■ **Goal of the exercise**: Recast every line of the material below as a numbered list, omitting blank lines and leaving out the pictures.

--- --- ---

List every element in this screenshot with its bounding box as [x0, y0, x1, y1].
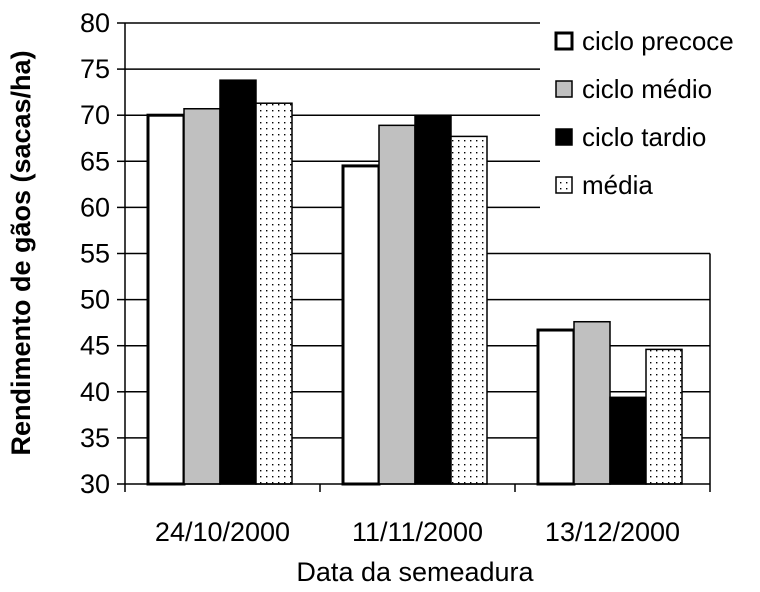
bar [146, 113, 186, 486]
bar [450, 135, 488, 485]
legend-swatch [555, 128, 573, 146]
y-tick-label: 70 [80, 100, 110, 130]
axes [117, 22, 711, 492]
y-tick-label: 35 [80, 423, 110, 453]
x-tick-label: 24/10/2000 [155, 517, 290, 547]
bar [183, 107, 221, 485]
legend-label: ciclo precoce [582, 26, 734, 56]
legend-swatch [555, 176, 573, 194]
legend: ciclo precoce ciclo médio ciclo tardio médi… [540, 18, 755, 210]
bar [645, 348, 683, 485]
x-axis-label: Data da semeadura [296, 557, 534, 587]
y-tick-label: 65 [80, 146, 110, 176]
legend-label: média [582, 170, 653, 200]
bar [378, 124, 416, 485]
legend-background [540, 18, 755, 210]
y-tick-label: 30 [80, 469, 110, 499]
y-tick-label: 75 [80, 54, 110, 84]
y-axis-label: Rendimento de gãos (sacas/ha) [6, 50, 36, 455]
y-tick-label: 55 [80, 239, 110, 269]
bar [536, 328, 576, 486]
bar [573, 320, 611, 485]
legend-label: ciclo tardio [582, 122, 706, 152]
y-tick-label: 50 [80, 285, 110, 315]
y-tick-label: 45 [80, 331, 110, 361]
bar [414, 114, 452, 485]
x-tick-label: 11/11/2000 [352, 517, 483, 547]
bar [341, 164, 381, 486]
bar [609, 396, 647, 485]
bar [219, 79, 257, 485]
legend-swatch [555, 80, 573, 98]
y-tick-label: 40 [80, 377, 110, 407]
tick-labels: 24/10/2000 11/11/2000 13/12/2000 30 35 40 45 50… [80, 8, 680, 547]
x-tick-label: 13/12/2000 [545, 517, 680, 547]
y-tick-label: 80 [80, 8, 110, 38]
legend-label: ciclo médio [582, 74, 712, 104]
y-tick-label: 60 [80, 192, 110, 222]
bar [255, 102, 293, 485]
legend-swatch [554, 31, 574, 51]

--- --- ---

■ **Solution for this problem**:
1. List every element in this screenshot with its bounding box as [x0, y0, x1, y1].
2. bar [146, 113, 186, 486]
3. bar [450, 135, 488, 485]
4. legend-swatch [555, 128, 573, 146]
5. y-tick-label: 70 [80, 100, 110, 130]
6. axes [117, 22, 711, 492]
7. y-tick-label: 35 [80, 423, 110, 453]
8. x-tick-label: 24/10/2000 [155, 517, 290, 547]
9. bar [183, 107, 221, 485]
10. legend-label: ciclo precoce [582, 26, 734, 56]
11. legend-swatch [555, 176, 573, 194]
12. legend: ciclo precoce ciclo médio ciclo tardio médi… [540, 18, 755, 210]
13. bar [645, 348, 683, 485]
14. x-axis-label: Data da semeadura [296, 557, 534, 587]
15. y-tick-label: 65 [80, 146, 110, 176]
16. legend-label: média [582, 170, 653, 200]
17. bar [378, 124, 416, 485]
18. legend-background [540, 18, 755, 210]
19. y-tick-label: 30 [80, 469, 110, 499]
20. y-tick-label: 75 [80, 54, 110, 84]
21. y-axis-label: Rendimento de gãos (sacas/ha) [6, 50, 36, 455]
22. y-tick-label: 55 [80, 239, 110, 269]
23. bar [536, 328, 576, 486]
24. bar [573, 320, 611, 485]
25. legend-label: ciclo tardio [582, 122, 706, 152]
26. y-tick-label: 50 [80, 285, 110, 315]
27. y-tick-label: 45 [80, 331, 110, 361]
28. bar [414, 114, 452, 485]
29. x-tick-label: 11/11/2000 [352, 517, 483, 547]
30. bar [341, 164, 381, 486]
31. bar [609, 396, 647, 485]
32. bar [219, 79, 257, 485]
33. legend-swatch [555, 80, 573, 98]
34. y-tick-label: 40 [80, 377, 110, 407]
35. tick-labels: 24/10/2000 11/11/2000 13/12/2000 30 35 40 45 50… [80, 8, 680, 547]
36. x-tick-label: 13/12/2000 [545, 517, 680, 547]
37. y-tick-label: 80 [80, 8, 110, 38]
38. legend-label: ciclo médio [582, 74, 712, 104]
39. y-tick-label: 60 [80, 192, 110, 222]
40. bar [255, 102, 293, 485]
41. legend-swatch [554, 31, 574, 51]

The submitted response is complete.